To do ▸ Of the lines in the entries below, state how many hold the word "true". Say nothing else.

[Items listed in a dataset]
>>>>>
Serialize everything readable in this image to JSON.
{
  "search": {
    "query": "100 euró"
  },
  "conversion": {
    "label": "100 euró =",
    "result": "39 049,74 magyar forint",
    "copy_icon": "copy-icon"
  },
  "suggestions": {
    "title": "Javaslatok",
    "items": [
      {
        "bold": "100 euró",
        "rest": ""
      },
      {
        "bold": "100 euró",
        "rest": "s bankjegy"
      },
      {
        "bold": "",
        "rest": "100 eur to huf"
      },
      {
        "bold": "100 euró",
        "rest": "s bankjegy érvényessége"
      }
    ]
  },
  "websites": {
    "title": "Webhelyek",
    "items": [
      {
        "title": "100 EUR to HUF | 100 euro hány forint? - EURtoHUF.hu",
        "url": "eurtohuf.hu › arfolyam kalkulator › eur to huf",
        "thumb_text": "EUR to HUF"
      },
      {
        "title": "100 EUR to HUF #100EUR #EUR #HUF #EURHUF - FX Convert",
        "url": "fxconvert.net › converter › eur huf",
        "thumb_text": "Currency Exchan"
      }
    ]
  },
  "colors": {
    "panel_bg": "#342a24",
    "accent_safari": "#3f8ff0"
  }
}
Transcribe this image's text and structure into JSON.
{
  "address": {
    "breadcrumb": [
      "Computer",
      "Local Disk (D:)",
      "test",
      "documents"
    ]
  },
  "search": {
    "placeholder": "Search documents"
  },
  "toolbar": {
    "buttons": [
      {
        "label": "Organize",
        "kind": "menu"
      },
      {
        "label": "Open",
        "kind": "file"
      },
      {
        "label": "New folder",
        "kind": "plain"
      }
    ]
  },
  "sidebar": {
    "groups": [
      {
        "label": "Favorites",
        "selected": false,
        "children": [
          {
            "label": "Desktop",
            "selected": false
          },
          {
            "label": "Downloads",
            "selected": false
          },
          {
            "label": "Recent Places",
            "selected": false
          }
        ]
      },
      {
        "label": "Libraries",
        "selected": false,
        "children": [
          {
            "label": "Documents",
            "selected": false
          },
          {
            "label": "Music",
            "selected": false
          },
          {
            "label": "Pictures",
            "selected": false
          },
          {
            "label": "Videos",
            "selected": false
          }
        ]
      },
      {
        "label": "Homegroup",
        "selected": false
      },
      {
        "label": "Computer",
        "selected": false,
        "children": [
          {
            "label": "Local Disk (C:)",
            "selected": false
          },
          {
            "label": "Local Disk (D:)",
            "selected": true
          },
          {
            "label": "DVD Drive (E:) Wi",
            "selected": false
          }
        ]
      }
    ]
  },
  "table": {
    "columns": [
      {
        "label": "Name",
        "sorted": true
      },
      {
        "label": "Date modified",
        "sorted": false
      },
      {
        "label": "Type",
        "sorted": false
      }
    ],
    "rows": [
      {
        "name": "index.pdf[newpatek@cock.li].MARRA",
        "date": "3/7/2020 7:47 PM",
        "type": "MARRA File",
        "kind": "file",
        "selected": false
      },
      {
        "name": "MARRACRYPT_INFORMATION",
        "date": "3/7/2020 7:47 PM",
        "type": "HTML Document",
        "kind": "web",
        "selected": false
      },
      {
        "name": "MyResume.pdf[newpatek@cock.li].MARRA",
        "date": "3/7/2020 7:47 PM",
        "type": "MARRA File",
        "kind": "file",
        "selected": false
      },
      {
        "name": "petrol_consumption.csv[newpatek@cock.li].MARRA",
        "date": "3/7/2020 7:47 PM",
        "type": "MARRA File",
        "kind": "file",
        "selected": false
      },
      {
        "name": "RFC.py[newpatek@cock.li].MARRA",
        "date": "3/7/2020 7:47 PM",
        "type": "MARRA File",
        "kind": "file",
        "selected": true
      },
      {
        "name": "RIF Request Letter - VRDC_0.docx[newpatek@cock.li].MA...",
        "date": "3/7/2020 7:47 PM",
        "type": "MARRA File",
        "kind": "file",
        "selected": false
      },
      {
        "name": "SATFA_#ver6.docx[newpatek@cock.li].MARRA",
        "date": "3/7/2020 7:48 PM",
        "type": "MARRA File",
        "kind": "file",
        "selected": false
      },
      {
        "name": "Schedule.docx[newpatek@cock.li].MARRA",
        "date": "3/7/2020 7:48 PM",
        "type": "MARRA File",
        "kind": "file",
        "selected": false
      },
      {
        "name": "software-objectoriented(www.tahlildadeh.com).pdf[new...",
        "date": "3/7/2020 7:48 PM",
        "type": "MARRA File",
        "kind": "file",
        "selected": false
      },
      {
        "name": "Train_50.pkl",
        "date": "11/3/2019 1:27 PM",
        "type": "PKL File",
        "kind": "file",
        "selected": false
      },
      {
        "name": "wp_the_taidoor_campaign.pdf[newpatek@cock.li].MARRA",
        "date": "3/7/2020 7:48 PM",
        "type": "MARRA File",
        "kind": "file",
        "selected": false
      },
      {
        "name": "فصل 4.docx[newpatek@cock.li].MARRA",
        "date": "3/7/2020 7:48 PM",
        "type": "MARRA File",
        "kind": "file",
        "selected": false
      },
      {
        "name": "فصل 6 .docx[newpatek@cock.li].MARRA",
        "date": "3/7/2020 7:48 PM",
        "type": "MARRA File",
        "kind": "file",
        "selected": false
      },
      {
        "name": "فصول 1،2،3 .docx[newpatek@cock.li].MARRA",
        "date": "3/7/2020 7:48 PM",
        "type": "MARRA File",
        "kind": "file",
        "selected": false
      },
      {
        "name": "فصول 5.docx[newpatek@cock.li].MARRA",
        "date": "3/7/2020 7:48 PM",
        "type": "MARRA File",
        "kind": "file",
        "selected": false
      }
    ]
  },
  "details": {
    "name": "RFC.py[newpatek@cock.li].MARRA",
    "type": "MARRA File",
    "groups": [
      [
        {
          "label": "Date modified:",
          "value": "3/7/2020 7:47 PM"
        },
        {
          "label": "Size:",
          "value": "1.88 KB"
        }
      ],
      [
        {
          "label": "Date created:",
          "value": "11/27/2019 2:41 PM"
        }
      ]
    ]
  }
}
<<<<<
Solution to this task ▸ 3